▶ _EXERCISE OBJECTIVE_
Without the pictures, copy all the entries below exactly.

Stored entries
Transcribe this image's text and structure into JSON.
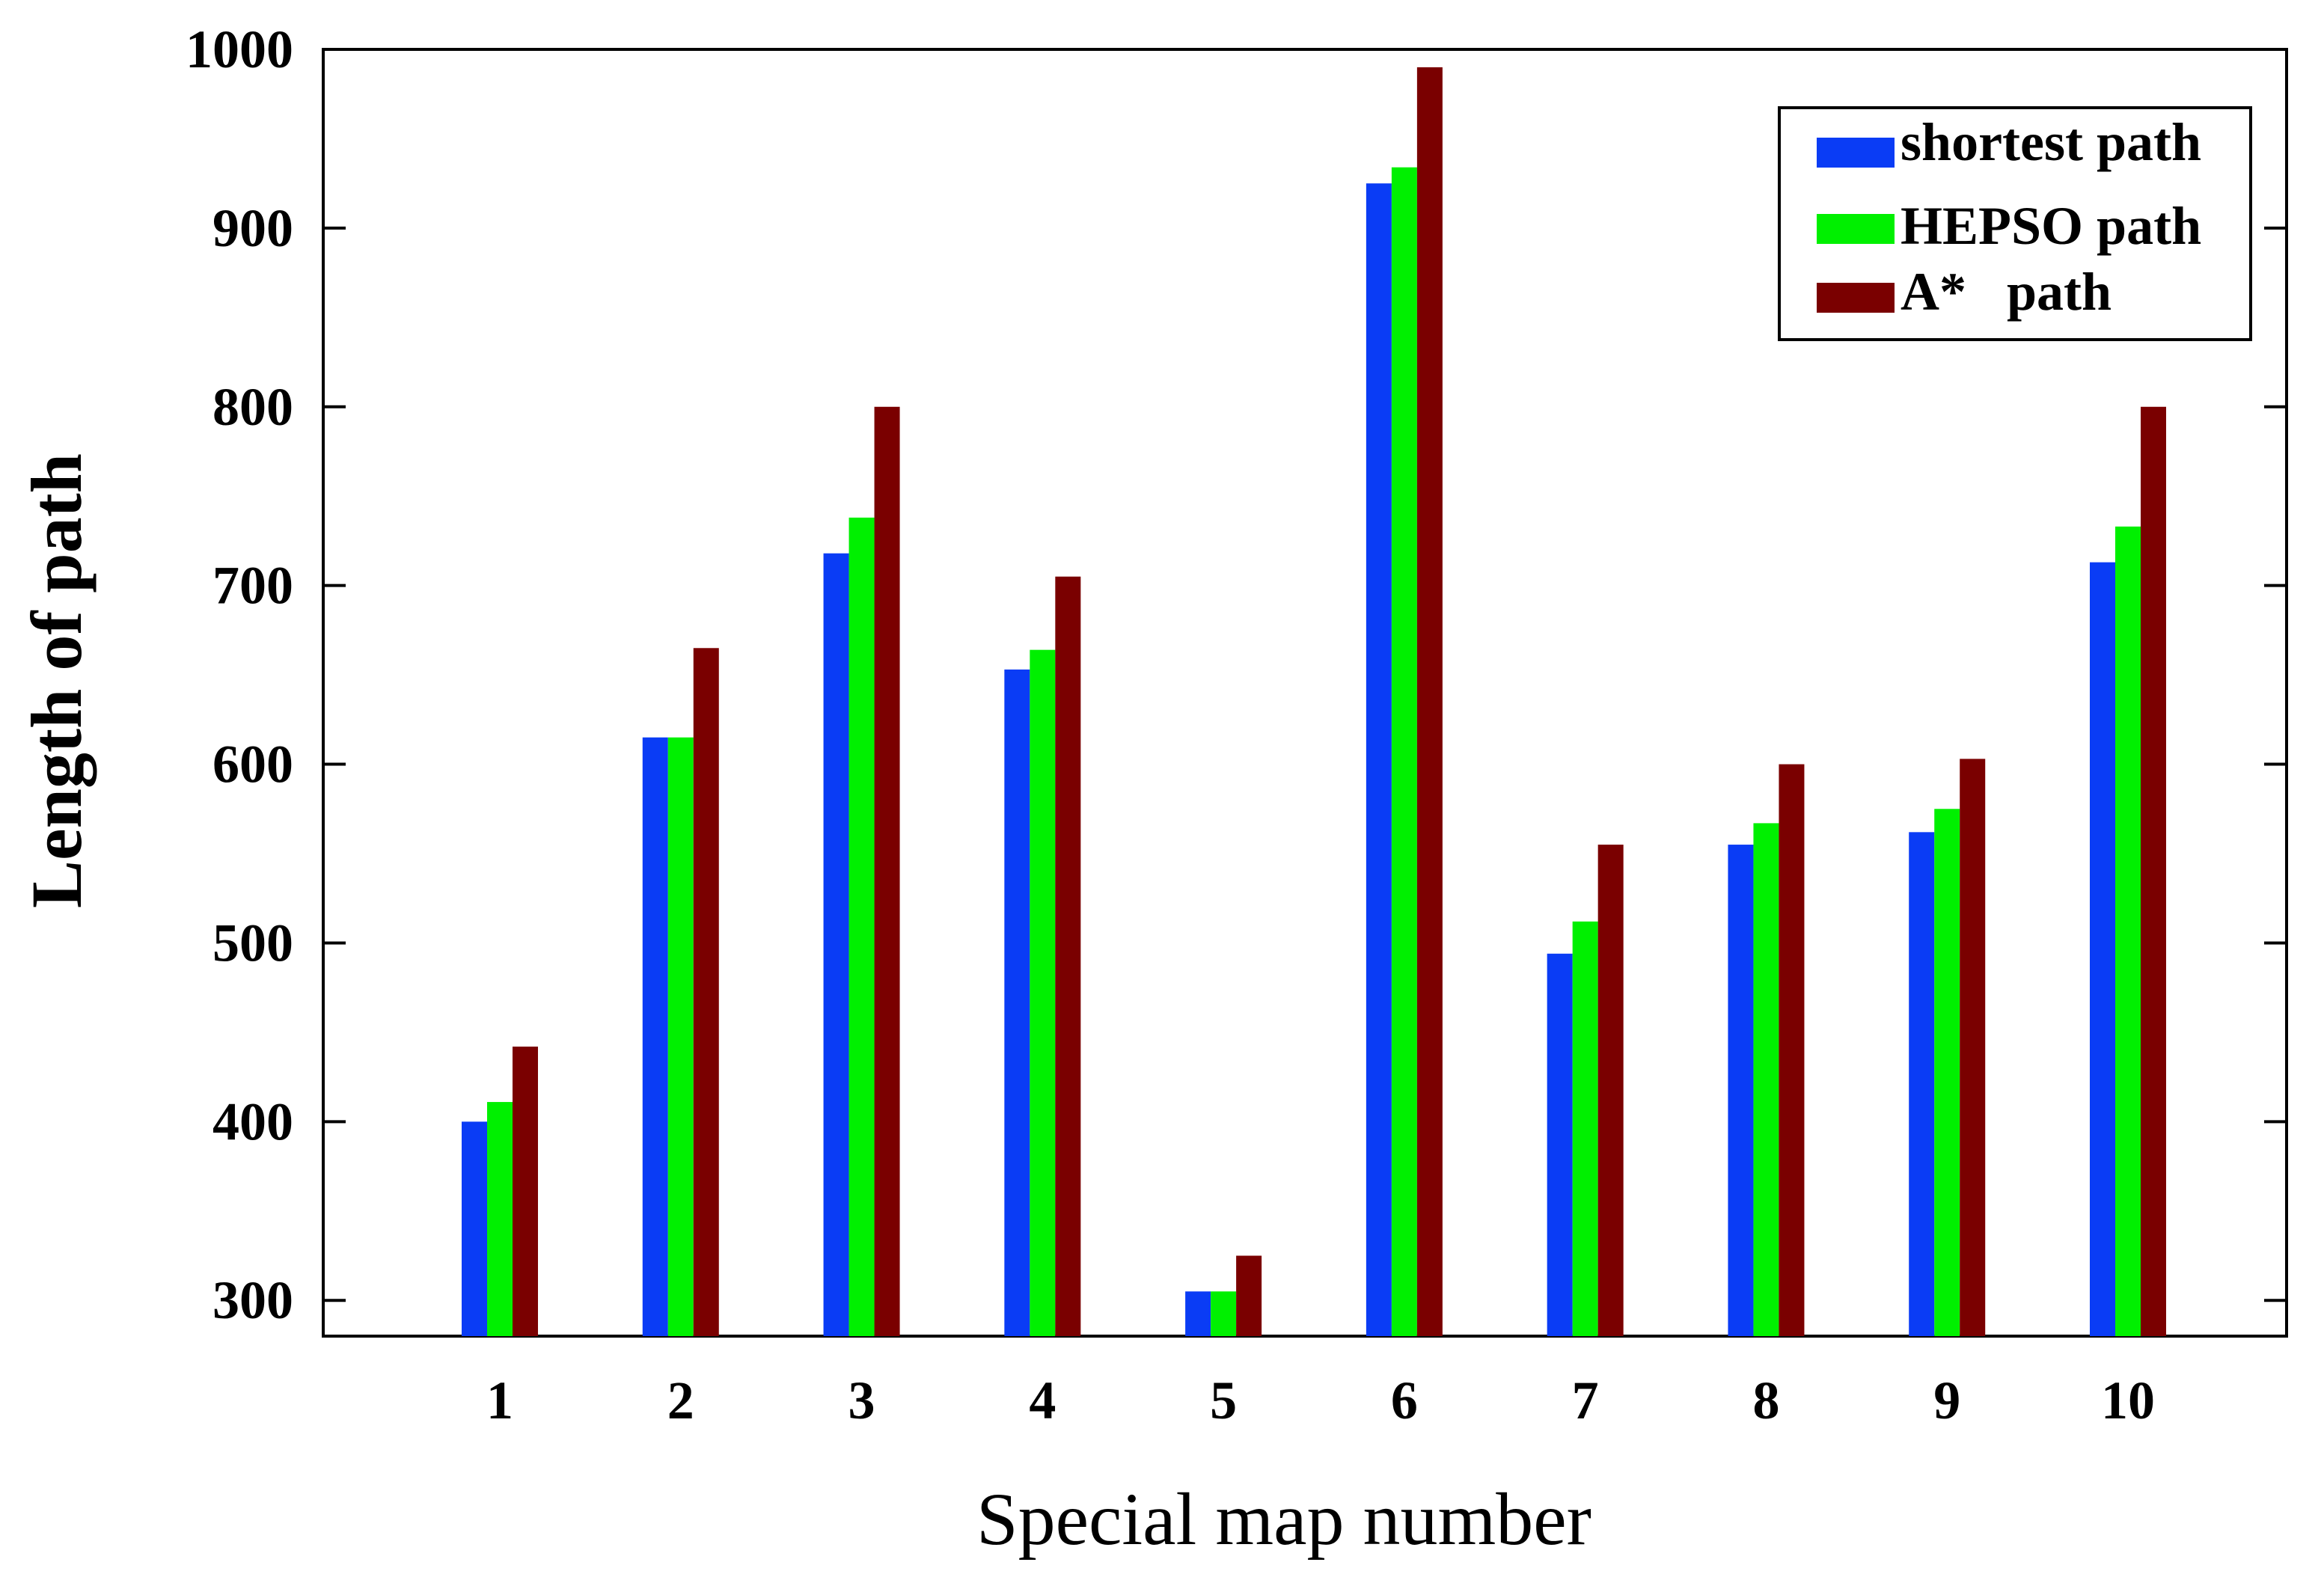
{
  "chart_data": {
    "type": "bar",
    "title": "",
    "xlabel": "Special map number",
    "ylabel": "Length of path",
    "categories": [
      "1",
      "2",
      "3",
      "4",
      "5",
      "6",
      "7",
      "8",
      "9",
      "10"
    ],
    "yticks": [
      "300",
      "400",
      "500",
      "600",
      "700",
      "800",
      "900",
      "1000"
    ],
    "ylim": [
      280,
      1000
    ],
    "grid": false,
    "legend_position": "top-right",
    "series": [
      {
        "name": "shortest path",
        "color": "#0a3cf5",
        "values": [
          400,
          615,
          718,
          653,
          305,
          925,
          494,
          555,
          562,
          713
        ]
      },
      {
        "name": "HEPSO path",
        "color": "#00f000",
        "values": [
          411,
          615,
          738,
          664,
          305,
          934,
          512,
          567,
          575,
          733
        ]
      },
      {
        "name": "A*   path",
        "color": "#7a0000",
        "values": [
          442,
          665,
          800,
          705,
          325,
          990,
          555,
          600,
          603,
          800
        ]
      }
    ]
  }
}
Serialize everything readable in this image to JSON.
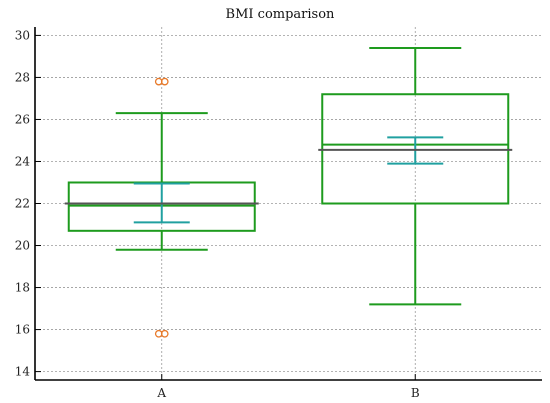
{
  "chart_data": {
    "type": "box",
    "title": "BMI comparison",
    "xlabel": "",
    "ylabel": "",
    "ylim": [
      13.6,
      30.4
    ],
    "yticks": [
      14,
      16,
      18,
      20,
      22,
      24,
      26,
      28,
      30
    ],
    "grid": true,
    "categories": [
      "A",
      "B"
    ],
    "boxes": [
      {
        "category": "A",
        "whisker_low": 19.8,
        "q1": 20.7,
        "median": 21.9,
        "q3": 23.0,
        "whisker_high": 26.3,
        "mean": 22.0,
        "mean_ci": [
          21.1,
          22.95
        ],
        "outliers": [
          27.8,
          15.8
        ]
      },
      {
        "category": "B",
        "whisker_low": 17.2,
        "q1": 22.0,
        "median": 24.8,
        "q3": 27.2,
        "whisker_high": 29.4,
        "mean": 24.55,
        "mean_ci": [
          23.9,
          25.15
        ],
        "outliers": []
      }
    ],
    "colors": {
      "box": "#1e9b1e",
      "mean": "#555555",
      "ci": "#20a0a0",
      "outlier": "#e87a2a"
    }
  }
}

▶ _WORKED SOLUTION_
Transcribe this image's text and structure into JSON.
{
  "chart_data": {
    "type": "bar",
    "title": "",
    "xlabel": "Special map number",
    "ylabel": "Length of path",
    "categories": [
      "1",
      "2",
      "3",
      "4",
      "5",
      "6",
      "7",
      "8",
      "9",
      "10"
    ],
    "yticks": [
      "300",
      "400",
      "500",
      "600",
      "700",
      "800",
      "900",
      "1000"
    ],
    "ylim": [
      280,
      1000
    ],
    "grid": false,
    "legend_position": "top-right",
    "series": [
      {
        "name": "shortest path",
        "color": "#0a3cf5",
        "values": [
          400,
          615,
          718,
          653,
          305,
          925,
          494,
          555,
          562,
          713
        ]
      },
      {
        "name": "HEPSO path",
        "color": "#00f000",
        "values": [
          411,
          615,
          738,
          664,
          305,
          934,
          512,
          567,
          575,
          733
        ]
      },
      {
        "name": "A*   path",
        "color": "#7a0000",
        "values": [
          442,
          665,
          800,
          705,
          325,
          990,
          555,
          600,
          603,
          800
        ]
      }
    ]
  }
}
Serialize everything readable in this image to JSON.
{
  "chart_data": {
    "type": "box",
    "title": "BMI comparison",
    "xlabel": "",
    "ylabel": "",
    "ylim": [
      13.6,
      30.4
    ],
    "yticks": [
      14,
      16,
      18,
      20,
      22,
      24,
      26,
      28,
      30
    ],
    "grid": true,
    "categories": [
      "A",
      "B"
    ],
    "boxes": [
      {
        "category": "A",
        "whisker_low": 19.8,
        "q1": 20.7,
        "median": 21.9,
        "q3": 23.0,
        "whisker_high": 26.3,
        "mean": 22.0,
        "mean_ci": [
          21.1,
          22.95
        ],
        "outliers": [
          27.8,
          15.8
        ]
      },
      {
        "category": "B",
        "whisker_low": 17.2,
        "q1": 22.0,
        "median": 24.8,
        "q3": 27.2,
        "whisker_high": 29.4,
        "mean": 24.55,
        "mean_ci": [
          23.9,
          25.15
        ],
        "outliers": []
      }
    ],
    "colors": {
      "box": "#1e9b1e",
      "mean": "#555555",
      "ci": "#20a0a0",
      "outlier": "#e87a2a"
    }
  }
}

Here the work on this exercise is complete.